-- begin Raw data --

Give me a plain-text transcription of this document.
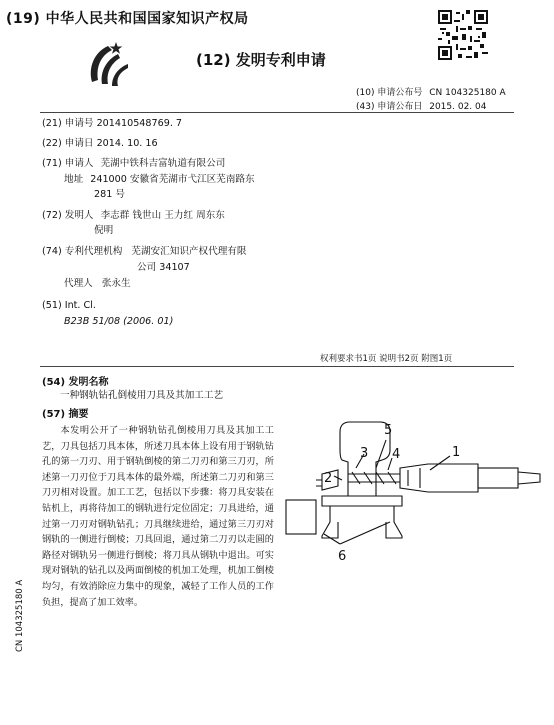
(19) 中华人民共和国国家知识产权局
(12) 发明专利申请
(10) 申请公布号 CN 104325180 A
(43) 申请公布日 2015. 02. 04
(21) 申请号 201410548769. 7
(22) 申请日 2014. 10. 16
(71) 申请人 芜湖中铁科吉富轨道有限公司
地址 241000 安徽省芜湖市弋江区芜南路东
281 号
(72) 发明人 李志群 钱世山 王力红 周东东
倪明
(74) 专利代理机构 芜湖安汇知识产权代理有限
公司 34107
代理人 张永生
(51) Int. Cl.
B23B 51/08 (2006. 01)
权利要求书1页 说明书2页 附图1页
(54) 发明名称
一种钢轨钻孔倒棱用刀具及其加工工艺
(57) 摘要
本发明公开了一种钢轨钻孔倒棱用刀具及其加工工艺，刀具包括刀具本体，所述刀具本体上设有用于钢轨钻孔的第一刀刃、用于钢轨倒棱的第二刀刃和第三刀刃，所述第一刀刃位于刀具本体的最外端，所述第二刀刃和第三刀刃相对设置。加工工艺，包括以下步骤：将刀具安装在钻机上，再将待加工的钢轨进行定位固定；刀具进给，通过第一刀刃对钢轨钻孔；刀具继续进给，通过第三刀刃对钢轨的一侧进行倒棱；刀具回退，通过第二刀刃以走圆的路径对钢轨另一侧进行倒棱；将刀具从钢轨中退出。可实现对钢轨的钻孔以及两面倒棱的机加工处理，机加工倒棱均匀，有效消除应力集中的现象，减轻了工作人员的工作负担，提高了加工效率。
1
5
3 4
2
6
CN 104325180 A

-- end Raw data --

▸ Task requirements:
Output the lines above in full and exactly as given, omitting any pictures.

▸ Correct answer:
Give me a plain-text transcription of this document.
(19) 中华人民共和国国家知识产权局
(12) 发明专利申请
(10) 申请公布号 CN 104325180 A
(43) 申请公布日 2015. 02. 04
(21) 申请号 201410548769. 7
(22) 申请日 2014. 10. 16
(71) 申请人 芜湖中铁科吉富轨道有限公司
地址 241000 安徽省芜湖市弋江区芜南路东
281 号
(72) 发明人 李志群 钱世山 王力红 周东东
倪明
(74) 专利代理机构 芜湖安汇知识产权代理有限
公司 34107
代理人 张永生
(51) Int. Cl.
B23B 51/08 (2006. 01)
权利要求书1页 说明书2页 附图1页
(54) 发明名称
一种钢轨钻孔倒棱用刀具及其加工工艺
(57) 摘要
本发明公开了一种钢轨钻孔倒棱用刀具及其加工工艺，刀具包括刀具本体，所述刀具本体上设有用于钢轨钻孔的第一刀刃、用于钢轨倒棱的第二刀刃和第三刀刃，所述第一刀刃位于刀具本体的最外端，所述第二刀刃和第三刀刃相对设置。加工工艺，包括以下步骤：将刀具安装在钻机上，再将待加工的钢轨进行定位固定；刀具进给，通过第一刀刃对钢轨钻孔；刀具继续进给，通过第三刀刃对钢轨的一侧进行倒棱；刀具回退，通过第二刀刃以走圆的路径对钢轨另一侧进行倒棱；将刀具从钢轨中退出。可实现对钢轨的钻孔以及两面倒棱的机加工处理，机加工倒棱均匀，有效消除应力集中的现象，减轻了工作人员的工作负担，提高了加工效率。
1
5
3 4
2
6
CN 104325180 A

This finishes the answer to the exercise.